- **WHAT TO DO**: Whenever a line contains the string "Yang", copy it out of the entries.

- **RECORDS SUPPLIED**:
******************************
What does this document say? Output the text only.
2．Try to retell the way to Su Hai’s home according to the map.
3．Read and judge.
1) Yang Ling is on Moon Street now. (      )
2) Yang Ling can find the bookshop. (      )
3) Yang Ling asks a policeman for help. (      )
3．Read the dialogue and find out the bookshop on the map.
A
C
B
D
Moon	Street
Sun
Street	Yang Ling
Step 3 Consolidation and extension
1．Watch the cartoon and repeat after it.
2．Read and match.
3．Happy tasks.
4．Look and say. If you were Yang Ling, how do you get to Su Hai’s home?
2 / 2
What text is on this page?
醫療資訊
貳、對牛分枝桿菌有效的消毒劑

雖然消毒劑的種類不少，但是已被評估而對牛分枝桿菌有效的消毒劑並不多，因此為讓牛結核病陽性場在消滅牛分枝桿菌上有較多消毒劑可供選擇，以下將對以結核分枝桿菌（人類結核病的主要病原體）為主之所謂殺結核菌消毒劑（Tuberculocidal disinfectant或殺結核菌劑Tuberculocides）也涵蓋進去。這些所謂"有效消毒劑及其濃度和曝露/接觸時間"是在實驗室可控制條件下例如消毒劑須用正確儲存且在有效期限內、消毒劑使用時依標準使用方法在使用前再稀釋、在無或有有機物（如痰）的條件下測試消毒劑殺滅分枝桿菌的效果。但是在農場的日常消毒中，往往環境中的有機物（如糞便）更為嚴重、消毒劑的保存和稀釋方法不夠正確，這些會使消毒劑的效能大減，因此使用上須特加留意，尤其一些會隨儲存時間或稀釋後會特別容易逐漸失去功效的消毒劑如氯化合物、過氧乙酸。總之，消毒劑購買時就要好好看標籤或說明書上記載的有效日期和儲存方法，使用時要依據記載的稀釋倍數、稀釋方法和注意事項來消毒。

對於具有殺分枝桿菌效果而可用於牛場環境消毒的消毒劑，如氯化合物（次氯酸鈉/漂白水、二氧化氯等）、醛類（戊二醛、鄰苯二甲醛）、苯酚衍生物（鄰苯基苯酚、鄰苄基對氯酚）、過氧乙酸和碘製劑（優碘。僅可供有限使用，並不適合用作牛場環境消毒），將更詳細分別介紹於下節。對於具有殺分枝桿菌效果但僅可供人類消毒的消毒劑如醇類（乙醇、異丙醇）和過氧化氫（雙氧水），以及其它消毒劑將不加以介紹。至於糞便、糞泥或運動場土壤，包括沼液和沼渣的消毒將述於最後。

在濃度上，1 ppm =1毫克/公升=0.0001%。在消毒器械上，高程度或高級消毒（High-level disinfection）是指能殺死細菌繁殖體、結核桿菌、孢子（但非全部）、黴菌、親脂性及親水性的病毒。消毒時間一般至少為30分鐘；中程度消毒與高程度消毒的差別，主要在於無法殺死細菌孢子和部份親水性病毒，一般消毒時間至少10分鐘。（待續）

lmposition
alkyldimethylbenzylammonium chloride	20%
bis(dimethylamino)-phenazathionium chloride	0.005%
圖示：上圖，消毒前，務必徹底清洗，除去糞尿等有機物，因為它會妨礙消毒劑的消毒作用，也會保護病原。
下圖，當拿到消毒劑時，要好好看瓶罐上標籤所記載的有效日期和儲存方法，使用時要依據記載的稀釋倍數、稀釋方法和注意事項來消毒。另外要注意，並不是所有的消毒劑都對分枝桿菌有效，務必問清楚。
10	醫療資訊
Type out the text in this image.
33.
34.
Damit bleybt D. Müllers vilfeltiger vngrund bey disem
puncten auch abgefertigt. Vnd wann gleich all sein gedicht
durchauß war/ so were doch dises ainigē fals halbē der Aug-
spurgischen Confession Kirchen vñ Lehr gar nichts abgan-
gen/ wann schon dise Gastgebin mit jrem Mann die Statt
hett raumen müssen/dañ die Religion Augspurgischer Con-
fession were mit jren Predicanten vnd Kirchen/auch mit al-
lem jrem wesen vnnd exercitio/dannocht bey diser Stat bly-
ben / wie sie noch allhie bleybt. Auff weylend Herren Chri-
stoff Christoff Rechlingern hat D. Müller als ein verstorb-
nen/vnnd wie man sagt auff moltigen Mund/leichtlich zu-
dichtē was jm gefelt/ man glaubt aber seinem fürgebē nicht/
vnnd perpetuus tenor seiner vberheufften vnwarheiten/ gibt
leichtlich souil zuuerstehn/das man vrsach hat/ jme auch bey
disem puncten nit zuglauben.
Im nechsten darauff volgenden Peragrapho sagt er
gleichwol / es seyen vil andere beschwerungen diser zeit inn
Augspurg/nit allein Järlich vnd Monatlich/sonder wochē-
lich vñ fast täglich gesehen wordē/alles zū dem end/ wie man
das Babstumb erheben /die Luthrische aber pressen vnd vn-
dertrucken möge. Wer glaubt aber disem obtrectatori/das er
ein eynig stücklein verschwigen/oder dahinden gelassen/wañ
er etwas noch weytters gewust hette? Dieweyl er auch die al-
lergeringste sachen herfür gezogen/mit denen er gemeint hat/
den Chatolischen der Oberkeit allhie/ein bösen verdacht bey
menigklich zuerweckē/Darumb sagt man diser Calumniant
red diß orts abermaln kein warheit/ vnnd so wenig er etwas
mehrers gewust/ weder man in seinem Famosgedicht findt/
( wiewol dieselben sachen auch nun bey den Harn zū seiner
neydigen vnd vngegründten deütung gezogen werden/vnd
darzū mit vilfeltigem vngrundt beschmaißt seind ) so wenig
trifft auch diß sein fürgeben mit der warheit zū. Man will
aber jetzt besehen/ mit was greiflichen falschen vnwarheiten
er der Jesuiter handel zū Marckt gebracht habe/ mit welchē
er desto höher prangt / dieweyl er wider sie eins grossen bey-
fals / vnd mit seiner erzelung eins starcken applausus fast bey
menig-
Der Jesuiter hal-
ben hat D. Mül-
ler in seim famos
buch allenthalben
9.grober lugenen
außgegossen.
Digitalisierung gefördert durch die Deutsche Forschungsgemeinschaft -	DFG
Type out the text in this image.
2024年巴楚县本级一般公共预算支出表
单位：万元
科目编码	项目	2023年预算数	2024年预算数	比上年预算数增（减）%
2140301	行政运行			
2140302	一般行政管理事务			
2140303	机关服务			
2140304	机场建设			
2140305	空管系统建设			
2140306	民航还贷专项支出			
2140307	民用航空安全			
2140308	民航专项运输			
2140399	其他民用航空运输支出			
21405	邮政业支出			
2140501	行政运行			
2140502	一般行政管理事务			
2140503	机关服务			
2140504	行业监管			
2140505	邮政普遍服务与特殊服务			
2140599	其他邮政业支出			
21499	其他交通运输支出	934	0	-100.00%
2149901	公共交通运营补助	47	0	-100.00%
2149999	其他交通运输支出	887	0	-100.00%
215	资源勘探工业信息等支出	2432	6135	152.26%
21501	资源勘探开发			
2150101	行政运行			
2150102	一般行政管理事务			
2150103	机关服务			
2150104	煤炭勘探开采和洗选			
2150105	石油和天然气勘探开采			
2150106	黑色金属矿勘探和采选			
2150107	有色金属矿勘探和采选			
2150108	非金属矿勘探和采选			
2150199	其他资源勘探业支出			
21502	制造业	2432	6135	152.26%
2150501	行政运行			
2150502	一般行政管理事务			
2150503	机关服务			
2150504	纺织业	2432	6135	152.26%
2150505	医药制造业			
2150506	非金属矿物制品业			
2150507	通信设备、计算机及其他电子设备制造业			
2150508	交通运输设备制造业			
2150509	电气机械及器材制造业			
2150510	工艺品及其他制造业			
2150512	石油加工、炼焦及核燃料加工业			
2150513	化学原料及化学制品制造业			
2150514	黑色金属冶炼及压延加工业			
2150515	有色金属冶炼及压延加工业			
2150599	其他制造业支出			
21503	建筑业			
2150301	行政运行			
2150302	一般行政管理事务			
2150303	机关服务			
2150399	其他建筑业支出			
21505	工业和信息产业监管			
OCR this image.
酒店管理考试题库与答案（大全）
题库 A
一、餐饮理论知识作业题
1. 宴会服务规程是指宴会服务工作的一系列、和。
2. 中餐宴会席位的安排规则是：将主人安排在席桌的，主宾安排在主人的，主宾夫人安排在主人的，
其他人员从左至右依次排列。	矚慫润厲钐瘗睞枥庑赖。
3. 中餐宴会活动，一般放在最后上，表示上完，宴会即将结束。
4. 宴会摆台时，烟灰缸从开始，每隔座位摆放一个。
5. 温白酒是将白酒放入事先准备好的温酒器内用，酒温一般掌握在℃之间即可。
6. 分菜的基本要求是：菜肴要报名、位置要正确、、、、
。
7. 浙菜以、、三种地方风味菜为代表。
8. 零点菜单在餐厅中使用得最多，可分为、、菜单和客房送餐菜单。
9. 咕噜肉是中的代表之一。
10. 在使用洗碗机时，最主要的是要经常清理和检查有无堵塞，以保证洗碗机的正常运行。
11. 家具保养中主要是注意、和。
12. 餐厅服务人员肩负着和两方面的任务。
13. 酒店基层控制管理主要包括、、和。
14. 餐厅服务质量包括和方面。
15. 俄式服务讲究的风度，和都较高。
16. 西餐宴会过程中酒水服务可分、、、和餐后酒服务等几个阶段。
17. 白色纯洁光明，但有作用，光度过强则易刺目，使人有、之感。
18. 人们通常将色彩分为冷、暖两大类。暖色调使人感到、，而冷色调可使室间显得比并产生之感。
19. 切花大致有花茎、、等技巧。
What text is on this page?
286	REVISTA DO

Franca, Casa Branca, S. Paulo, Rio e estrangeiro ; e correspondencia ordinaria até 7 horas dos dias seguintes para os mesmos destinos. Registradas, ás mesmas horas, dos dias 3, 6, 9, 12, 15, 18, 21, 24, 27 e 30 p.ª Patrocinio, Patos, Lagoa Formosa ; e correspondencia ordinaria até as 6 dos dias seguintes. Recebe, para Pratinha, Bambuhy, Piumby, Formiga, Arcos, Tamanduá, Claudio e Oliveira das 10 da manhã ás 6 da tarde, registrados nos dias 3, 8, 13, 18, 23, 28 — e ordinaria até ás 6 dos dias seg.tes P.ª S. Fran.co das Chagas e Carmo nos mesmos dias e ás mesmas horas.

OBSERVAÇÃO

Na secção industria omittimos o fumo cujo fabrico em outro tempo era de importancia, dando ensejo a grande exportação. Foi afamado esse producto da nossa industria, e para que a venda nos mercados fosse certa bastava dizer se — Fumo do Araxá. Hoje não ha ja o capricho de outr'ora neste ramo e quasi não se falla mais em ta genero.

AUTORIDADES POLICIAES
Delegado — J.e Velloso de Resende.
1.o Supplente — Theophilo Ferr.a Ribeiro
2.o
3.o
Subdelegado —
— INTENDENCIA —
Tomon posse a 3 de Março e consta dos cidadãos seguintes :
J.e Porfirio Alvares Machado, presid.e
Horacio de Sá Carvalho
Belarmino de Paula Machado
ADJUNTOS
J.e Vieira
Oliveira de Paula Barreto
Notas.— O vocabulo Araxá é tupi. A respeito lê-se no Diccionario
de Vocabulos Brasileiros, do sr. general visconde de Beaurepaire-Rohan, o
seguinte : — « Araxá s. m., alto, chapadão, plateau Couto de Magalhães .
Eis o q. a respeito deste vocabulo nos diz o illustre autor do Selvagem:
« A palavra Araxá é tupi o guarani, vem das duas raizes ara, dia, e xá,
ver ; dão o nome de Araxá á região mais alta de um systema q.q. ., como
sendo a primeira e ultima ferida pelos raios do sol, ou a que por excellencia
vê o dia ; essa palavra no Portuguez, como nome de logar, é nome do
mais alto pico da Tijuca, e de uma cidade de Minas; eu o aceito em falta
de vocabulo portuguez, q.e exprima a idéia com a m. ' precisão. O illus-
******************************
- **CORRECT ANSWER**:
1) Yang Ling is on Moon Street now. (      )
2) Yang Ling can find the bookshop. (      )
3) Yang Ling asks a policeman for help. (      )
Street	Yang Ling
4．Look and say. If you were Yang Ling, how do you get to Su Hai’s home?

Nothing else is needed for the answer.